__Input rows__
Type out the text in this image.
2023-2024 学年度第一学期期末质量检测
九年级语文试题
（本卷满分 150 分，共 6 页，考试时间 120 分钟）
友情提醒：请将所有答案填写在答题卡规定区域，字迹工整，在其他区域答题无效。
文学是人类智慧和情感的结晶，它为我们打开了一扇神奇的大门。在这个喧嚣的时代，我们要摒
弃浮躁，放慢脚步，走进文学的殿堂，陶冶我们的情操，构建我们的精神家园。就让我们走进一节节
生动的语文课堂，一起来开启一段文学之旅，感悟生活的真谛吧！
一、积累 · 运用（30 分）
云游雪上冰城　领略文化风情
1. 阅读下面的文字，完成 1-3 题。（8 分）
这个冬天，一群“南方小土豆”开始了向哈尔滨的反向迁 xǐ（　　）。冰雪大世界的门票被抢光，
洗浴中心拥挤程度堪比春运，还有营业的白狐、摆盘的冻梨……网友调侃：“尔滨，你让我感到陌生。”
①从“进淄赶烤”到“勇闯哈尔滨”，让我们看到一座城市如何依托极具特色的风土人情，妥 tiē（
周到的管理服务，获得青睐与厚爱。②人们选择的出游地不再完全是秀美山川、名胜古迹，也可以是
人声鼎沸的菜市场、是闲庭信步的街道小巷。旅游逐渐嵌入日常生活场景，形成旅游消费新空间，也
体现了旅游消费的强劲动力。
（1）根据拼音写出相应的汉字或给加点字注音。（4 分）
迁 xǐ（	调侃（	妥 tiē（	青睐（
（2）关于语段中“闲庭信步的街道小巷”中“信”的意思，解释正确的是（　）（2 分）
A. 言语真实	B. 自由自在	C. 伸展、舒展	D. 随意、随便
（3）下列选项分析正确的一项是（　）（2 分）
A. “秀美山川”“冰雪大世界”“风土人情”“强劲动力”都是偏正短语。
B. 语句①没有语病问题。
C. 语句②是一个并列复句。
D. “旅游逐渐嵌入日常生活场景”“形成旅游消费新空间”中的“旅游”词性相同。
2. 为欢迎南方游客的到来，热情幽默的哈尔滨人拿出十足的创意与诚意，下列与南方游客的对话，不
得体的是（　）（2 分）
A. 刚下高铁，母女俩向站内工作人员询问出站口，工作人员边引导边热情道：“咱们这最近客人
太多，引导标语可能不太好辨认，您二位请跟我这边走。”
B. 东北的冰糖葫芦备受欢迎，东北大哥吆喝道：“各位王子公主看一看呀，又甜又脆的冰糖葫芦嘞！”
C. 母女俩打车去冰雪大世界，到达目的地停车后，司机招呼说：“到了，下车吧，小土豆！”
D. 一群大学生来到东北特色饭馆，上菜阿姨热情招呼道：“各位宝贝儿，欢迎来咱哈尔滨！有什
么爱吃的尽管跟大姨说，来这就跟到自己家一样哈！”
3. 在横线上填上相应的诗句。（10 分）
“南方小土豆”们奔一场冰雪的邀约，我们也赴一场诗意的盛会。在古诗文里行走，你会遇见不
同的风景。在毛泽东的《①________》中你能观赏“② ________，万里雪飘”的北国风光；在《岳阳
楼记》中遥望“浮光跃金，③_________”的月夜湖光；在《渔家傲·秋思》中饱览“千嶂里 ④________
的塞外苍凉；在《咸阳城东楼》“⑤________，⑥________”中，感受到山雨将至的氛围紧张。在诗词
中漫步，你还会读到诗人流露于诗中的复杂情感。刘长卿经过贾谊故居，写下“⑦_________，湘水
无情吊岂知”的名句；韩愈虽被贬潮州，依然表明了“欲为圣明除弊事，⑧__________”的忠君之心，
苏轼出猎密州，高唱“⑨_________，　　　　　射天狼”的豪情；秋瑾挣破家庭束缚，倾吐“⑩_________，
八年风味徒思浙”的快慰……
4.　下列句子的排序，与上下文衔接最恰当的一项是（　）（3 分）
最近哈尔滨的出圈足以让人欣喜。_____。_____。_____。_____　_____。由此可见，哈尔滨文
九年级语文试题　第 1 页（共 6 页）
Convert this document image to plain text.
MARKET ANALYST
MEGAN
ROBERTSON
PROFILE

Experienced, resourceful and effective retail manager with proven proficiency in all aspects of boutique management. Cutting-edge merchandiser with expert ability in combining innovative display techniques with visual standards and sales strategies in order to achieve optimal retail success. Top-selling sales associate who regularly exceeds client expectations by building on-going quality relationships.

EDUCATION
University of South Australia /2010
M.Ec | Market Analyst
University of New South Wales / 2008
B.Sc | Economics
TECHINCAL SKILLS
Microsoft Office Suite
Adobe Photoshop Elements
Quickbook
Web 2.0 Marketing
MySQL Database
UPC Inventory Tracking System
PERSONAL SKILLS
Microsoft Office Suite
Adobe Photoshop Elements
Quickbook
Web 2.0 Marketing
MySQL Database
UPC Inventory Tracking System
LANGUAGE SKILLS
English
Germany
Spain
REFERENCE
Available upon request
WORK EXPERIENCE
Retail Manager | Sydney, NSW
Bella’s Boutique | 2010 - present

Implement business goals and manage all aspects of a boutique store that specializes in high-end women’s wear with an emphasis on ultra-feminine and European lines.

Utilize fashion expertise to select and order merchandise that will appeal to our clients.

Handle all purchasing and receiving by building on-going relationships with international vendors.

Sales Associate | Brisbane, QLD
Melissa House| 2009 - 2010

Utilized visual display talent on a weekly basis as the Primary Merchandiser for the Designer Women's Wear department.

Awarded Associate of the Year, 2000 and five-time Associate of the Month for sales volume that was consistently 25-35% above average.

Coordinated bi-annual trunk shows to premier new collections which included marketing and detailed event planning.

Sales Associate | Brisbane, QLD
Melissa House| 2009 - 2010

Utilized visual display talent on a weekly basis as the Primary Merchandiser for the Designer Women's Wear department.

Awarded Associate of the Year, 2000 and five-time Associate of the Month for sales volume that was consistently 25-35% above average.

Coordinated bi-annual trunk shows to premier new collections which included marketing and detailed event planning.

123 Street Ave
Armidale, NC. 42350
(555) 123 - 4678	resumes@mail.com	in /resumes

__Work to be completed__
Look through the entries above and list every line containing "going".

__Full solution__
Experienced, resourceful and effective retail manager with proven proficiency in all aspects of boutique management. Cutting-edge merchandiser with expert ability in combining innovative display techniques with visual standards and sales strategies in order to achieve optimal retail success. Top-selling sales associate who regularly exceeds client expectations by building on-going quality relationships.
Handle all purchasing and receiving by building on-going relationships with international vendors.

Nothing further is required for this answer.